# PROBLEM
Only the number is wanted: how many lines of these entries contain the word "Zukunft"?

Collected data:
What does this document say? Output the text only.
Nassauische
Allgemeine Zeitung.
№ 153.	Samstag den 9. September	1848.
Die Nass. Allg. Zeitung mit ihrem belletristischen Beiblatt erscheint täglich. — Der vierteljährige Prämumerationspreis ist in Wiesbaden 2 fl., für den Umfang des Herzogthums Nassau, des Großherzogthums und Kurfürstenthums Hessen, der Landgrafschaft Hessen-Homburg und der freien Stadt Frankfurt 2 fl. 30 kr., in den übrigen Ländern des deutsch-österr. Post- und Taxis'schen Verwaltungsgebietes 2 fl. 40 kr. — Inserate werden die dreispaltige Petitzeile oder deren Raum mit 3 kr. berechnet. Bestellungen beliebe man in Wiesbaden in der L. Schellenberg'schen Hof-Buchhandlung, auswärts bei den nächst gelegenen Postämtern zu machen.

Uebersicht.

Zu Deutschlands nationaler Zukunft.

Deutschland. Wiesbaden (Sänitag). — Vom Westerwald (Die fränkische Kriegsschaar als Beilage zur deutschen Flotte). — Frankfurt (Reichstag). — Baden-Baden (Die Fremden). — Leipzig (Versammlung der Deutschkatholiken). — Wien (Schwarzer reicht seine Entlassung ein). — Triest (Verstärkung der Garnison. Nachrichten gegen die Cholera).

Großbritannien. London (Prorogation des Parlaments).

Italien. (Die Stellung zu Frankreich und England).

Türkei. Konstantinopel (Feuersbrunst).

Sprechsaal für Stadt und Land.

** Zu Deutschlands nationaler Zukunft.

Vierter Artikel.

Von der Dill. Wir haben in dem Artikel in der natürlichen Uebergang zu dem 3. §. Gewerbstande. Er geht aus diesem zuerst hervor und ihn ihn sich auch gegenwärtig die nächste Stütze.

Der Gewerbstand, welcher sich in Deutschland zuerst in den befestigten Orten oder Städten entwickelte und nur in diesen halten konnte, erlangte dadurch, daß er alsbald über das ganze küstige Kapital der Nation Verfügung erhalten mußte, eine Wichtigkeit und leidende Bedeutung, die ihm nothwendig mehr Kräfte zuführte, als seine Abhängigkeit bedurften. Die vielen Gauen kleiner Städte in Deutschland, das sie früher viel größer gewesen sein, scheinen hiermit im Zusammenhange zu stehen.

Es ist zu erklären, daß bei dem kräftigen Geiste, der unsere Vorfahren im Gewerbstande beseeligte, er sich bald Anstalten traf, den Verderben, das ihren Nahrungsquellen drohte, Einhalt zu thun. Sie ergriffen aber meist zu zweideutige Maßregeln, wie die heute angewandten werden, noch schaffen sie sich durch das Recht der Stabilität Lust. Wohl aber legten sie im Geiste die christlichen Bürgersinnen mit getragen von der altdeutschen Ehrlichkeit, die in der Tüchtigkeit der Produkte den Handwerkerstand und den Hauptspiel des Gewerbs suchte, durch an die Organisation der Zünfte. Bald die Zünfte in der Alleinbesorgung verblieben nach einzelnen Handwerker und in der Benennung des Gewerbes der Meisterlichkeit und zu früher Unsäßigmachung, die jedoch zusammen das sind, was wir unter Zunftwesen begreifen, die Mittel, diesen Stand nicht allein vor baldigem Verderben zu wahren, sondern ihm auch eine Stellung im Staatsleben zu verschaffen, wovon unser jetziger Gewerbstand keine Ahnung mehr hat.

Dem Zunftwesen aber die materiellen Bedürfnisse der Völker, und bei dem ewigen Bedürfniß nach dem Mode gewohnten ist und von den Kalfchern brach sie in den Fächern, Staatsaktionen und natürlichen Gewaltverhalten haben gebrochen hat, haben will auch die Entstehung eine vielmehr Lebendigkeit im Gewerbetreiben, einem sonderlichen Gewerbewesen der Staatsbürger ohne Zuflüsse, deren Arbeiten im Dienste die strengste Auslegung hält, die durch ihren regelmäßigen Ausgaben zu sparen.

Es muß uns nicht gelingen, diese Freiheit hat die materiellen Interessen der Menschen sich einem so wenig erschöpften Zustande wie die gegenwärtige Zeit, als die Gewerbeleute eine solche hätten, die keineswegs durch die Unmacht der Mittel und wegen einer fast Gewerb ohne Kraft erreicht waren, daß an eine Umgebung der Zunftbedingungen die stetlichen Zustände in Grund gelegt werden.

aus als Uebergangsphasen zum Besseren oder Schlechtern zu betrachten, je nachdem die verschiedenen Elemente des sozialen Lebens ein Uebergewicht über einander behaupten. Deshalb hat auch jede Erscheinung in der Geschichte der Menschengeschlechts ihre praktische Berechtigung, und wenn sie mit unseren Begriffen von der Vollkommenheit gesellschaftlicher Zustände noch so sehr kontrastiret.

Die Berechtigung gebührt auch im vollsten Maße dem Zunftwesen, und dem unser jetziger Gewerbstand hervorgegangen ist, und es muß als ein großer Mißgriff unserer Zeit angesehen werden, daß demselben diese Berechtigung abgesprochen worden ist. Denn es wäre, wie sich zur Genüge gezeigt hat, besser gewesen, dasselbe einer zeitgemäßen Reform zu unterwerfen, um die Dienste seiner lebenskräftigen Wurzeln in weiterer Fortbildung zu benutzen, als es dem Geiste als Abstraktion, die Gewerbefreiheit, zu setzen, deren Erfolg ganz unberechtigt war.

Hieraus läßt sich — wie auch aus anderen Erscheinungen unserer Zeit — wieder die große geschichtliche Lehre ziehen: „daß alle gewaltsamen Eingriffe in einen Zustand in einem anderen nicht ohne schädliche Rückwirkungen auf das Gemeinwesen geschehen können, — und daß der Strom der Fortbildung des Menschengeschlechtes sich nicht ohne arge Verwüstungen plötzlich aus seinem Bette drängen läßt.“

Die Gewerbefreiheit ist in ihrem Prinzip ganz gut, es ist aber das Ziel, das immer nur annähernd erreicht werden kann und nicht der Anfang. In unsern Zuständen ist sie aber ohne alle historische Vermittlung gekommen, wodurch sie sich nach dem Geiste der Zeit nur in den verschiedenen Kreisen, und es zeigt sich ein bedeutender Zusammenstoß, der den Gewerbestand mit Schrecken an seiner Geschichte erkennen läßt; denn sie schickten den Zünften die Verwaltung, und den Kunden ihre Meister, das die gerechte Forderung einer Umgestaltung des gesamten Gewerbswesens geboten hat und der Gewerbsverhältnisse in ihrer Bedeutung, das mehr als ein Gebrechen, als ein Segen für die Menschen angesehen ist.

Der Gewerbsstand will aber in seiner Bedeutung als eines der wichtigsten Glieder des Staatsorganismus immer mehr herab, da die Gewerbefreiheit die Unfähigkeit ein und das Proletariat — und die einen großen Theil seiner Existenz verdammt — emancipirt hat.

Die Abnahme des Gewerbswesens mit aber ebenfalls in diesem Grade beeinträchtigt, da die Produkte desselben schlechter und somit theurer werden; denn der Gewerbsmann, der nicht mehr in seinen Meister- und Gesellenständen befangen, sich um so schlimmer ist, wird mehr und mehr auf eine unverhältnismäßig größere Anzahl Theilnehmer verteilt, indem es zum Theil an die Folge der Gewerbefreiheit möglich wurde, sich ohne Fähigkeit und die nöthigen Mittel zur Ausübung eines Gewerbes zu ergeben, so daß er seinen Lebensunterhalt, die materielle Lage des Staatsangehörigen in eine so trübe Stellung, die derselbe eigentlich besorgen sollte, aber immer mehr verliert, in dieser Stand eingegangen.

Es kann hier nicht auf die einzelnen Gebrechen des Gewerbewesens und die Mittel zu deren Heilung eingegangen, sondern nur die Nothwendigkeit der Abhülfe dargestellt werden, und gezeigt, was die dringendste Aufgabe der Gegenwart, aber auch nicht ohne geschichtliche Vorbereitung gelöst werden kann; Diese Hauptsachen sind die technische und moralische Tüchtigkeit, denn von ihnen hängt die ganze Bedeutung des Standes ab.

# SOLUTION TO THIS EXERCISE
2